[start Supplied records]
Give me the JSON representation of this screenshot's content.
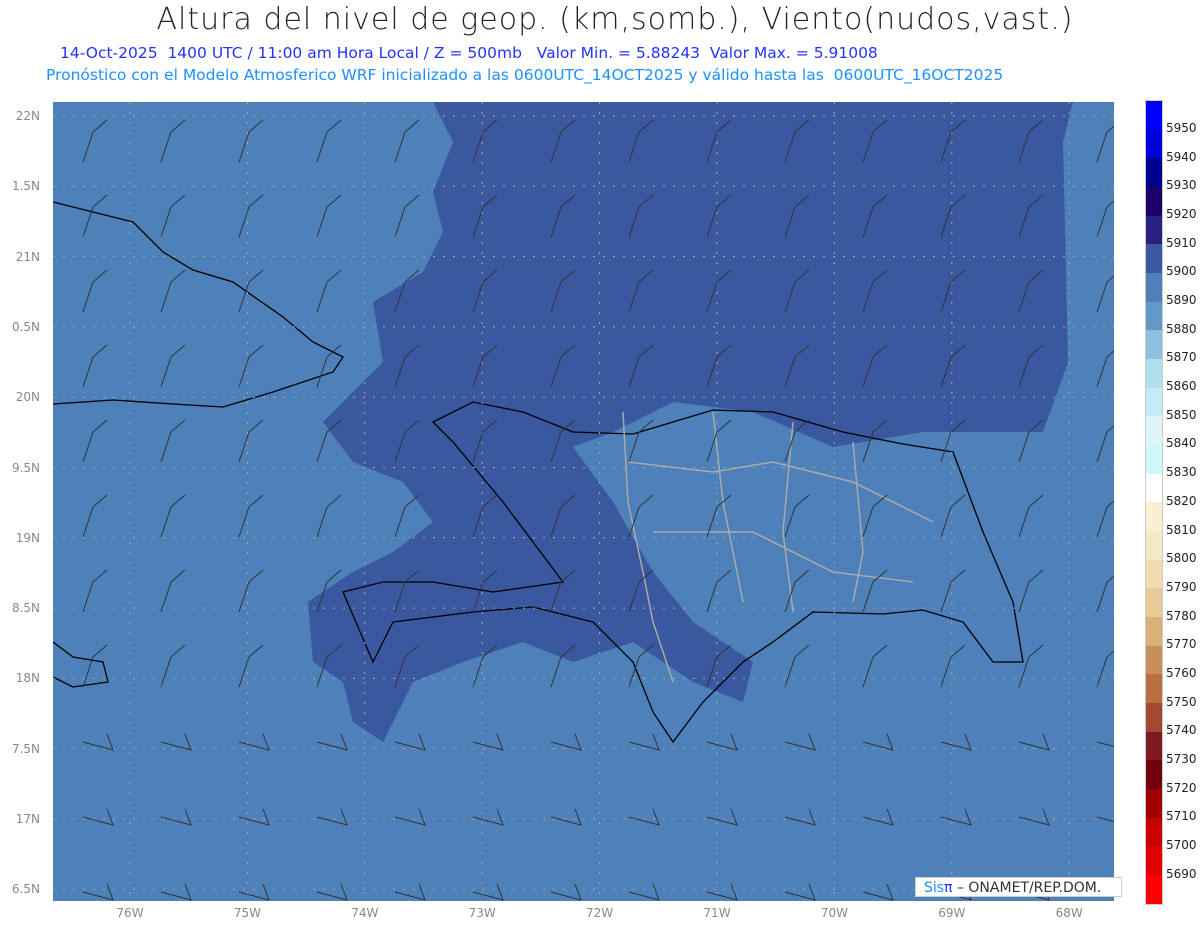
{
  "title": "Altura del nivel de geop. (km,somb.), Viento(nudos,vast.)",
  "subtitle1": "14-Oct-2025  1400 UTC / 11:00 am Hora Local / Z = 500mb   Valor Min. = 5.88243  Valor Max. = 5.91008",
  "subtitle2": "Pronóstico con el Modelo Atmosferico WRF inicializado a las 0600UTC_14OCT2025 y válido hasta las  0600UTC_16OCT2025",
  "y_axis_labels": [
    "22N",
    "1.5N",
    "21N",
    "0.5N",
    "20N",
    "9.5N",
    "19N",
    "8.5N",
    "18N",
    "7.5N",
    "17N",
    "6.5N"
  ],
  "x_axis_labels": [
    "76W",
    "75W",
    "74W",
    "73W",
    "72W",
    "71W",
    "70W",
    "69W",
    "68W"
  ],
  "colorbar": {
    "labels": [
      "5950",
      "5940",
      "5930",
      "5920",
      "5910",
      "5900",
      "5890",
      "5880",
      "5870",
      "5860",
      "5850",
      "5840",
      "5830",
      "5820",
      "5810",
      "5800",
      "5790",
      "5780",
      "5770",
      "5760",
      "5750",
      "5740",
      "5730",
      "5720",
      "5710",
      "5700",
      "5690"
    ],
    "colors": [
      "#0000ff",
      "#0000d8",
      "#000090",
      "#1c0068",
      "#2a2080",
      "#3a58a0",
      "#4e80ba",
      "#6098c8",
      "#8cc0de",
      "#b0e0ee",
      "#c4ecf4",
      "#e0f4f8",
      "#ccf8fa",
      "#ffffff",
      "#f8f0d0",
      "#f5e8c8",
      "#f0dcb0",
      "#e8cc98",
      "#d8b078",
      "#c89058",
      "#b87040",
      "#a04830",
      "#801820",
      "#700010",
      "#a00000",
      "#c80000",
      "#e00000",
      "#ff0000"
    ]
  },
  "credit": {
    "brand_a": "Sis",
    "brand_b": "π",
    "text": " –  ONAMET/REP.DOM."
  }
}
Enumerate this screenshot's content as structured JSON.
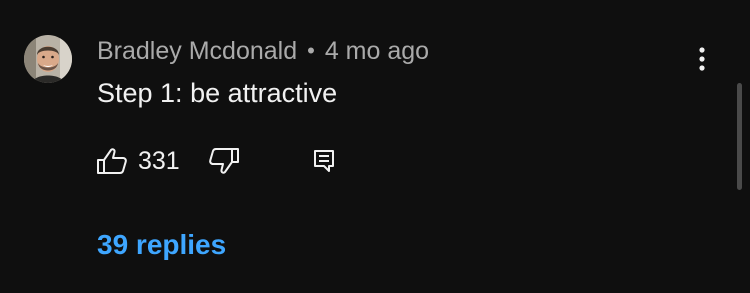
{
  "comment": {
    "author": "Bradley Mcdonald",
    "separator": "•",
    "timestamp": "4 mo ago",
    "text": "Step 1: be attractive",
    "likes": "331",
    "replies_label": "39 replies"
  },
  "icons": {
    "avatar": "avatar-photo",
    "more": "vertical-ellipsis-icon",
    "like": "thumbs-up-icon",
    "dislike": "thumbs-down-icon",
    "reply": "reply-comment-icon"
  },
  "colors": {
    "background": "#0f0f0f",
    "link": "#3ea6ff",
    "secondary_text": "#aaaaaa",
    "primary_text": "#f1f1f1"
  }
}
[end Supplied records]
§ **Exercise brief**: Reproduce the records, all of them, word for word; omit the pictures.

§ **Response to the exercise**:
Give me the JSON representation of this screenshot's content.
{
  "title": "Altura del nivel de geop. (km,somb.), Viento(nudos,vast.)",
  "subtitle1": "14-Oct-2025  1400 UTC / 11:00 am Hora Local / Z = 500mb   Valor Min. = 5.88243  Valor Max. = 5.91008",
  "subtitle2": "Pronóstico con el Modelo Atmosferico WRF inicializado a las 0600UTC_14OCT2025 y válido hasta las  0600UTC_16OCT2025",
  "y_axis_labels": [
    "22N",
    "1.5N",
    "21N",
    "0.5N",
    "20N",
    "9.5N",
    "19N",
    "8.5N",
    "18N",
    "7.5N",
    "17N",
    "6.5N"
  ],
  "x_axis_labels": [
    "76W",
    "75W",
    "74W",
    "73W",
    "72W",
    "71W",
    "70W",
    "69W",
    "68W"
  ],
  "colorbar": {
    "labels": [
      "5950",
      "5940",
      "5930",
      "5920",
      "5910",
      "5900",
      "5890",
      "5880",
      "5870",
      "5860",
      "5850",
      "5840",
      "5830",
      "5820",
      "5810",
      "5800",
      "5790",
      "5780",
      "5770",
      "5760",
      "5750",
      "5740",
      "5730",
      "5720",
      "5710",
      "5700",
      "5690"
    ],
    "colors": [
      "#0000ff",
      "#0000d8",
      "#000090",
      "#1c0068",
      "#2a2080",
      "#3a58a0",
      "#4e80ba",
      "#6098c8",
      "#8cc0de",
      "#b0e0ee",
      "#c4ecf4",
      "#e0f4f8",
      "#ccf8fa",
      "#ffffff",
      "#f8f0d0",
      "#f5e8c8",
      "#f0dcb0",
      "#e8cc98",
      "#d8b078",
      "#c89058",
      "#b87040",
      "#a04830",
      "#801820",
      "#700010",
      "#a00000",
      "#c80000",
      "#e00000",
      "#ff0000"
    ]
  },
  "credit": {
    "brand_a": "Sis",
    "brand_b": "π",
    "text": " –  ONAMET/REP.DOM."
  }
}
Enumerate this screenshot's content as structured JSON.
{
  "comment": {
    "author": "Bradley Mcdonald",
    "separator": "•",
    "timestamp": "4 mo ago",
    "text": "Step 1: be attractive",
    "likes": "331",
    "replies_label": "39 replies"
  },
  "icons": {
    "avatar": "avatar-photo",
    "more": "vertical-ellipsis-icon",
    "like": "thumbs-up-icon",
    "dislike": "thumbs-down-icon",
    "reply": "reply-comment-icon"
  },
  "colors": {
    "background": "#0f0f0f",
    "link": "#3ea6ff",
    "secondary_text": "#aaaaaa",
    "primary_text": "#f1f1f1"
  }
}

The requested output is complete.